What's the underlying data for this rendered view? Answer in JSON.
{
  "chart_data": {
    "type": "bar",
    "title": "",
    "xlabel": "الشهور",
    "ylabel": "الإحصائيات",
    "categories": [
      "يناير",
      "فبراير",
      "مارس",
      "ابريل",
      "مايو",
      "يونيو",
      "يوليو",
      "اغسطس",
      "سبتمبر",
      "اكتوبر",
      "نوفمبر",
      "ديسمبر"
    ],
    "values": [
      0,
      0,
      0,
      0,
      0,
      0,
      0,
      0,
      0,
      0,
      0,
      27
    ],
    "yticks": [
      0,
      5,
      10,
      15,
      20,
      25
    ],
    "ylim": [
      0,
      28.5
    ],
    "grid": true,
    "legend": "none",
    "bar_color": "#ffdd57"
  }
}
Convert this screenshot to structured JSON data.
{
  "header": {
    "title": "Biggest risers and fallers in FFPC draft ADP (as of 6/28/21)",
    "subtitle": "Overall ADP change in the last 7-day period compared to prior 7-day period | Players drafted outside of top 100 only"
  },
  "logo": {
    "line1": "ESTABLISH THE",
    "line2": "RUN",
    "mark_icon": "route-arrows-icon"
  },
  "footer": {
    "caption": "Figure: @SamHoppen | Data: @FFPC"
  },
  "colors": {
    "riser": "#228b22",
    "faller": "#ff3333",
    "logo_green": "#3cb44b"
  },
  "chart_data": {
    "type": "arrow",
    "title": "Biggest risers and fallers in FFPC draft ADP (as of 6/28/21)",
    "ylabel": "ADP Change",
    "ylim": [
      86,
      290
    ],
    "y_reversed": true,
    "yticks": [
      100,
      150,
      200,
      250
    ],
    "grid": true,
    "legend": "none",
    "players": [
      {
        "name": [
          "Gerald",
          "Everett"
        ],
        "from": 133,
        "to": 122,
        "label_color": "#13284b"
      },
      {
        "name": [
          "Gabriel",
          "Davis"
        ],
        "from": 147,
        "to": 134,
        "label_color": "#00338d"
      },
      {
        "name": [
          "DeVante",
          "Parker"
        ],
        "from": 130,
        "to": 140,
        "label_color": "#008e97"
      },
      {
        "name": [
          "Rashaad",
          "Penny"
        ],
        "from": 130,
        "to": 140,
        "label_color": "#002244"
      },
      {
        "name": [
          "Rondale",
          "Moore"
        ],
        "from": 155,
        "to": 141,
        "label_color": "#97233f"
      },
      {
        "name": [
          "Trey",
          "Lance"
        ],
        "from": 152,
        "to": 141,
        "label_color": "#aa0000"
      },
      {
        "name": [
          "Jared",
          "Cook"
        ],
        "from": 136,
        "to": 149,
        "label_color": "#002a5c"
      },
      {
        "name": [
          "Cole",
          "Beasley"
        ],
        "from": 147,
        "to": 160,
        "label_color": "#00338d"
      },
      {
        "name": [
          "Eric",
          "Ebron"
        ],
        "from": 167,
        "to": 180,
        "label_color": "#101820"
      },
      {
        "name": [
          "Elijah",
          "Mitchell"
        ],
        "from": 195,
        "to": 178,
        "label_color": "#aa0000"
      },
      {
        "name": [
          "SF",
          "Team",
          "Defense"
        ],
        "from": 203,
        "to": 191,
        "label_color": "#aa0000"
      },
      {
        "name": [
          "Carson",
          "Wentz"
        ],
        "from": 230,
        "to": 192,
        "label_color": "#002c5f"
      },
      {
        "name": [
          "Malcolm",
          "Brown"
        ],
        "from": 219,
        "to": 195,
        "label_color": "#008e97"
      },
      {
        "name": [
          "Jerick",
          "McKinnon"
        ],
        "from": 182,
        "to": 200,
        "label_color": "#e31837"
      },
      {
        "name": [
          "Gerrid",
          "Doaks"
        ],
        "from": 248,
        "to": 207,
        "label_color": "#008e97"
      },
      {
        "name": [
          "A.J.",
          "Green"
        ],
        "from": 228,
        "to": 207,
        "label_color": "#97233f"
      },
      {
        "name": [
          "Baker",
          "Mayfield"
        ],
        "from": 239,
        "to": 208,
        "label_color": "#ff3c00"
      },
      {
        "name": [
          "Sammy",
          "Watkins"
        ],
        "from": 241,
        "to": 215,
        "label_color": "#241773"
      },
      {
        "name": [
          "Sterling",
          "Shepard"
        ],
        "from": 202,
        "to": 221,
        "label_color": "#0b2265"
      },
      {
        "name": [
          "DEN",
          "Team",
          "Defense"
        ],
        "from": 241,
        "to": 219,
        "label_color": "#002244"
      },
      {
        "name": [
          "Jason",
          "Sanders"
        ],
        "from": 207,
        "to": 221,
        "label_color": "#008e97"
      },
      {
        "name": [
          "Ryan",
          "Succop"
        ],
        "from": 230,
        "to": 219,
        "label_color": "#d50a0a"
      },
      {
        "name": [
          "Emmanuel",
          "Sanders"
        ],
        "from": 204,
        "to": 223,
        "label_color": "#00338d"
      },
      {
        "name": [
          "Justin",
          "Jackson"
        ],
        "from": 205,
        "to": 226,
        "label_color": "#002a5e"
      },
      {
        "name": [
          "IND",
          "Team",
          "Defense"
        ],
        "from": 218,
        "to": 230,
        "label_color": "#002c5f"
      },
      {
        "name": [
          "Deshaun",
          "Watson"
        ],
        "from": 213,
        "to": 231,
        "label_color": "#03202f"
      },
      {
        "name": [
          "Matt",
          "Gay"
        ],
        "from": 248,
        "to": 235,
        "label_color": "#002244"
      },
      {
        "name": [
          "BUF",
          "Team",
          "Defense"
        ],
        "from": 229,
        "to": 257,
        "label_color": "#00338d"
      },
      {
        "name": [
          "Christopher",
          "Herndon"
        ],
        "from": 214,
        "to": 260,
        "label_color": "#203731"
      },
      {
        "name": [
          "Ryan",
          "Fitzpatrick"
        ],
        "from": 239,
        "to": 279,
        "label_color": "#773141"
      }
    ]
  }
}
□ □ □ □ □
Without changing a word, restate the whole listing.

What's the underlying data for this rendered view? Answer in JSON.
{
  "chart_data": {
    "type": "bar",
    "title": "",
    "xlabel": "الشهور",
    "ylabel": "الإحصائيات",
    "categories": [
      "يناير",
      "فبراير",
      "مارس",
      "ابريل",
      "مايو",
      "يونيو",
      "يوليو",
      "اغسطس",
      "سبتمبر",
      "اكتوبر",
      "نوفمبر",
      "ديسمبر"
    ],
    "values": [
      0,
      0,
      0,
      0,
      0,
      0,
      0,
      0,
      0,
      0,
      0,
      27
    ],
    "yticks": [
      0,
      5,
      10,
      15,
      20,
      25
    ],
    "ylim": [
      0,
      28.5
    ],
    "grid": true,
    "legend": "none",
    "bar_color": "#ffdd57"
  }
}
Convert this screenshot to structured JSON data.
{
  "header": {
    "title": "Biggest risers and fallers in FFPC draft ADP (as of 6/28/21)",
    "subtitle": "Overall ADP change in the last 7-day period compared to prior 7-day period | Players drafted outside of top 100 only"
  },
  "logo": {
    "line1": "ESTABLISH THE",
    "line2": "RUN",
    "mark_icon": "route-arrows-icon"
  },
  "footer": {
    "caption": "Figure: @SamHoppen | Data: @FFPC"
  },
  "colors": {
    "riser": "#228b22",
    "faller": "#ff3333",
    "logo_green": "#3cb44b"
  },
  "chart_data": {
    "type": "arrow",
    "title": "Biggest risers and fallers in FFPC draft ADP (as of 6/28/21)",
    "ylabel": "ADP Change",
    "ylim": [
      86,
      290
    ],
    "y_reversed": true,
    "yticks": [
      100,
      150,
      200,
      250
    ],
    "grid": true,
    "legend": "none",
    "players": [
      {
        "name": [
          "Gerald",
          "Everett"
        ],
        "from": 133,
        "to": 122,
        "label_color": "#13284b"
      },
      {
        "name": [
          "Gabriel",
          "Davis"
        ],
        "from": 147,
        "to": 134,
        "label_color": "#00338d"
      },
      {
        "name": [
          "DeVante",
          "Parker"
        ],
        "from": 130,
        "to": 140,
        "label_color": "#008e97"
      },
      {
        "name": [
          "Rashaad",
          "Penny"
        ],
        "from": 130,
        "to": 140,
        "label_color": "#002244"
      },
      {
        "name": [
          "Rondale",
          "Moore"
        ],
        "from": 155,
        "to": 141,
        "label_color": "#97233f"
      },
      {
        "name": [
          "Trey",
          "Lance"
        ],
        "from": 152,
        "to": 141,
        "label_color": "#aa0000"
      },
      {
        "name": [
          "Jared",
          "Cook"
        ],
        "from": 136,
        "to": 149,
        "label_color": "#002a5c"
      },
      {
        "name": [
          "Cole",
          "Beasley"
        ],
        "from": 147,
        "to": 160,
        "label_color": "#00338d"
      },
      {
        "name": [
          "Eric",
          "Ebron"
        ],
        "from": 167,
        "to": 180,
        "label_color": "#101820"
      },
      {
        "name": [
          "Elijah",
          "Mitchell"
        ],
        "from": 195,
        "to": 178,
        "label_color": "#aa0000"
      },
      {
        "name": [
          "SF",
          "Team",
          "Defense"
        ],
        "from": 203,
        "to": 191,
        "label_color": "#aa0000"
      },
      {
        "name": [
          "Carson",
          "Wentz"
        ],
        "from": 230,
        "to": 192,
        "label_color": "#002c5f"
      },
      {
        "name": [
          "Malcolm",
          "Brown"
        ],
        "from": 219,
        "to": 195,
        "label_color": "#008e97"
      },
      {
        "name": [
          "Jerick",
          "McKinnon"
        ],
        "from": 182,
        "to": 200,
        "label_color": "#e31837"
      },
      {
        "name": [
          "Gerrid",
          "Doaks"
        ],
        "from": 248,
        "to": 207,
        "label_color": "#008e97"
      },
      {
        "name": [
          "A.J.",
          "Green"
        ],
        "from": 228,
        "to": 207,
        "label_color": "#97233f"
      },
      {
        "name": [
          "Baker",
          "Mayfield"
        ],
        "from": 239,
        "to": 208,
        "label_color": "#ff3c00"
      },
      {
        "name": [
          "Sammy",
          "Watkins"
        ],
        "from": 241,
        "to": 215,
        "label_color": "#241773"
      },
      {
        "name": [
          "Sterling",
          "Shepard"
        ],
        "from": 202,
        "to": 221,
        "label_color": "#0b2265"
      },
      {
        "name": [
          "DEN",
          "Team",
          "Defense"
        ],
        "from": 241,
        "to": 219,
        "label_color": "#002244"
      },
      {
        "name": [
          "Jason",
          "Sanders"
        ],
        "from": 207,
        "to": 221,
        "label_color": "#008e97"
      },
      {
        "name": [
          "Ryan",
          "Succop"
        ],
        "from": 230,
        "to": 219,
        "label_color": "#d50a0a"
      },
      {
        "name": [
          "Emmanuel",
          "Sanders"
        ],
        "from": 204,
        "to": 223,
        "label_color": "#00338d"
      },
      {
        "name": [
          "Justin",
          "Jackson"
        ],
        "from": 205,
        "to": 226,
        "label_color": "#002a5e"
      },
      {
        "name": [
          "IND",
          "Team",
          "Defense"
        ],
        "from": 218,
        "to": 230,
        "label_color": "#002c5f"
      },
      {
        "name": [
          "Deshaun",
          "Watson"
        ],
        "from": 213,
        "to": 231,
        "label_color": "#03202f"
      },
      {
        "name": [
          "Matt",
          "Gay"
        ],
        "from": 248,
        "to": 235,
        "label_color": "#002244"
      },
      {
        "name": [
          "BUF",
          "Team",
          "Defense"
        ],
        "from": 229,
        "to": 257,
        "label_color": "#00338d"
      },
      {
        "name": [
          "Christopher",
          "Herndon"
        ],
        "from": 214,
        "to": 260,
        "label_color": "#203731"
      },
      {
        "name": [
          "Ryan",
          "Fitzpatrick"
        ],
        "from": 239,
        "to": 279,
        "label_color": "#773141"
      }
    ]
  }
}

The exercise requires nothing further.